Изменить стиль страницы

Решения июньского (1931) пленума ЦК были рассчитаны на три года, и действительно, Москва в это время быстро становилась качественно иным городом. К началу 1935 года, еще до постройки канала Москва — Волга, был реконструирован водопровод (в частности, построены Рублевская и Истринская плотины), благодаря чему подача воды в город удвоилась. Впервые появился водопровод в Кожухове, Ростокине, Кутузовской слободе, в Филях. Было проложено 59 километров канализационных труб и ликвидированы старые свалки в черте города: Калужская, Алексеевская, Сукино болото. Площадь асфальта выросла с 1928 года в семь раз и составила 25 процентов площади города, хотя мощение улиц брусчаткой и булыжником продолжалось. С улиц исчезли последние газовые и керосиновые фонари[173].

При Кагановиче был похоронен опыт 20-х годов (впрочем, небольшой и не особенно пышный) по борьбе с нищенством, бродяжничеством и проституцией. Начиная с 1926 года специальные комиссии пытались обеспечить взрослых беспризорников (преимущественно выходцев из деревни) хоть каким-то жильем и работой. В 1929–1930 годах в Москве открылись пункты социальной помощи — на Казанском вокзале, при женском ночлежном доме и в других местах. Примеру Москвы последовали еще 8 городов. Однако в дальнейшем решено было не помогать проституткам и нищим (среди которых было много инвалидов), но объявить их врагами. В конце 30-х годов было объявлено, что этих социальных язв в нашей стране больше нет[174]. Трудно установить, какую роль сыграл в бездумном откладывании этих проблем на будущее лично Каганович. Как и в ряде других случаев, можно лишь констатировать, что он мог сделать многое и не сделал ничего.

= = =

* [Поставленная задача 1]: Скопируйте дословно фрагмент текста о Москве при Кагановиче, начиная со слов «Изменить стиль страницы» и заканчивая словами «и керосиновые фонари[173].».
* [Поставленная задача 2]: Напишите следующую часть текста о Москве при Кагановиче, продолжив его сразу после последнего приведенного предложения.

= = =

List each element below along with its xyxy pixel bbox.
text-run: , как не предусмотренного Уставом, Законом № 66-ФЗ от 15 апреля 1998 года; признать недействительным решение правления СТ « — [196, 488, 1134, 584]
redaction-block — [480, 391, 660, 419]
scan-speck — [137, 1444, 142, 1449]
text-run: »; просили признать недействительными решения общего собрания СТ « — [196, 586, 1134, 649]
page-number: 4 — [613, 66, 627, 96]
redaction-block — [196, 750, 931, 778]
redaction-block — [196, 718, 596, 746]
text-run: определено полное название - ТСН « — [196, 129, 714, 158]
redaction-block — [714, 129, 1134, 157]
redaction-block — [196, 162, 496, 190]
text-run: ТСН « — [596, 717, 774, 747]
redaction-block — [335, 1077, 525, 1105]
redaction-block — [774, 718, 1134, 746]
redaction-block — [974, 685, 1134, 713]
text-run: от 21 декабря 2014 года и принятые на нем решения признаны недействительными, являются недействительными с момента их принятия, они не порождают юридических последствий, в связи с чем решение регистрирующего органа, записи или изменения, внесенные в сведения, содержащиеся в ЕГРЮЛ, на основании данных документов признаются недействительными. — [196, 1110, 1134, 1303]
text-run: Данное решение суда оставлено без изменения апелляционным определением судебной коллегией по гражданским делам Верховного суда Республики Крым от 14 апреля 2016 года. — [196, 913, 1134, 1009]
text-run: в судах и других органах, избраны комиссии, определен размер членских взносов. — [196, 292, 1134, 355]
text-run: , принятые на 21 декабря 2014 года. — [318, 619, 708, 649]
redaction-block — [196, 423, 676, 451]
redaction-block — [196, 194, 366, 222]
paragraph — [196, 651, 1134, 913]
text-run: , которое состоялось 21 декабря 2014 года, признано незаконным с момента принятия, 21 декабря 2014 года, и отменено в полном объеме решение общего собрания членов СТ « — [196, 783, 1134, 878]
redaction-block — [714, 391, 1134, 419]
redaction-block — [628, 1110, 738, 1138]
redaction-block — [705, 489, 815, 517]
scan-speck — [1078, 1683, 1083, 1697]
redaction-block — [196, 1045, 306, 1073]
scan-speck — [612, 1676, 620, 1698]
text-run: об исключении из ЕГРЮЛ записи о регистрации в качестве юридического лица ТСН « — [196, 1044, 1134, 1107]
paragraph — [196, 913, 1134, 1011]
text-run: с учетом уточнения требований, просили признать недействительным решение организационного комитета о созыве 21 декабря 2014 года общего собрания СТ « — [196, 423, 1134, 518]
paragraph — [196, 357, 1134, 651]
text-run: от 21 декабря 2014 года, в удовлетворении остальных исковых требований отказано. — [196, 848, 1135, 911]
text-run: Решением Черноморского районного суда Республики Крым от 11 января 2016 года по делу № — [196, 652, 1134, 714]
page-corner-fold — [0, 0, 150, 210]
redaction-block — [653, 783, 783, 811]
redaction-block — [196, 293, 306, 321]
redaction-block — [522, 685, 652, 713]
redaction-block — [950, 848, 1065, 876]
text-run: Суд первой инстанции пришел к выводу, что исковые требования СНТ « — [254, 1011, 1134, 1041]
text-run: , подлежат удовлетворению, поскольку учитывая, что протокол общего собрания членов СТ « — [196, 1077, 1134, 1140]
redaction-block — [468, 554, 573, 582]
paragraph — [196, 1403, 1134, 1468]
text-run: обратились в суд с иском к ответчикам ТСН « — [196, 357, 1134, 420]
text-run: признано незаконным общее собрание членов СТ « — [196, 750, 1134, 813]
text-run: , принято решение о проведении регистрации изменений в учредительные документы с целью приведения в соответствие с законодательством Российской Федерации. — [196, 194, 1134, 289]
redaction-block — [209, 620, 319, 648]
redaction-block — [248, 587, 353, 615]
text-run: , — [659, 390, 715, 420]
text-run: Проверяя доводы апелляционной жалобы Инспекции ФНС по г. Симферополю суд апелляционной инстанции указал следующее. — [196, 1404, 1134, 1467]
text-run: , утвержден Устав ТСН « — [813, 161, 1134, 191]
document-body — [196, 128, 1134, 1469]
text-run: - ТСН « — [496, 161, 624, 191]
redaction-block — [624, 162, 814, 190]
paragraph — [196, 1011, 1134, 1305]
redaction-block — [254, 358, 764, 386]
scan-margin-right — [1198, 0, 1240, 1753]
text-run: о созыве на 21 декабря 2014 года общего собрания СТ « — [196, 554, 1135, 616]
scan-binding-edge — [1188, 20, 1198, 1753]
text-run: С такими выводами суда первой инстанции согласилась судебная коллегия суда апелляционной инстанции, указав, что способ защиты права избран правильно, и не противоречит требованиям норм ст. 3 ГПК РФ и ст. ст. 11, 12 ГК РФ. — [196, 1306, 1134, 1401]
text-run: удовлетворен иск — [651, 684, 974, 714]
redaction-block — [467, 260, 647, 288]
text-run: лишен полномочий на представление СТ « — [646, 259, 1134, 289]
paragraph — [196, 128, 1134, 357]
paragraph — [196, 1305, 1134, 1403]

= = =

* [Верный ответ 1]:
Изменить стиль страницы

Решения июньского (1931) пленума ЦК были рассчитаны на три года, и действительно, Москва в это время быстро становилась качественно иным городом. К началу 1935 года, еще до постройки канала Москва — Волга, был реконструирован водопровод (в частности, построены Рублевская и Истринская плотины), благодаря чему подача воды в город удвоилась. Впервые появился водопровод в Кожухове, Ростокине, Кутузовской слободе, в Филях. Было проложено 59 километров канализационных труб и ликвидированы старые свалки в черте города: Калужская, Алексеевская, Сукино болото. Площадь асфальта выросла с 1928 года в семь раз и составила 25 процентов площади города, хотя мощение улиц брусчаткой и булыжником продолжалось. С улиц исчезли последние газовые и керосиновые фонари[173].

* [Верный ответ 2]:
Положение с жильем обострялось, несмотря на рост строительства. В эти годы был преодолен сезонный характер строительства, в 4 раза выросла кирпичная промышленность Москвы. Однако уничтожилось много старого жилья, а вводившиеся ежегодно 500–700 тысяч квадратных метров жилой площади не могли компенсировать рост населения, составлявший в начале 30-х годов около 200 тысяч человек ежегодно.

Хотя Каганович и говорил о необходимости иметь в Москве не менее двух тысяч автобусов, в намеченный срок эта цифра достигнута не была: в 1934 году в Москве насчитывалось 422 автобуса. В ноябре 1933 года первые два московских троллейбуса были пущены по Ленинградскому шоссе от Тверской Заставы до Окружной железной дороги[175].

Той же осенью была решена судьба Сухаревой башни, замечательного памятника архитектуры Петровского времени, стоявшего на месте нынешней Колхозной площади. Вопрос о ее сносе как будто решили еще летом (таким образом от Сретенки на 1-ю Мещанскую открывалось уличное движение, которому башня препятствовала). Но несколько видных архитекторов написали письмо Сталину с предложением решить проблему движения без сноса башни. На время вопрос повис в воздухе. Затем из Сочи последовала телеграмма Кагановичу от Сталина и Ворошилова (многие важные решения Сталин оформлял именно такими телеграммами с юга в Москву за двумя подписями — Сталин и Жданов, Сталин и Молотов и т. д.):

„Мы изучили вопрос о Сухаревой башне и пришли к тому, что ее надо обязательно снести. Предлагаем снести Сухареву башню и расширить движение. Архитекторы, возражающие против сноса, слепы и бесперспективны. Сталин. Ворошилов“[176].

Через день — услужливый и циничный отклик Кагановича: „…я дал задание архитекторам представить проект ее перестройки (арки), чтобы облегчить движение. Я не обещал, что мы уже отказываемся от ломки, но сказал им, что это зависит от того, насколько их проект разрешит задачу движения. Теперь я бы просил разрешить мне немного выждать, чтобы получить от них проект. Так как он, конечно, не удовлетворит вас, то мы им объявим, что Сухареву башню ломаем. Если вы считаете, что не надо ждать, то я, конечно, организую это дело быстрее, то есть сейчас, не дожидаясь их проекта“.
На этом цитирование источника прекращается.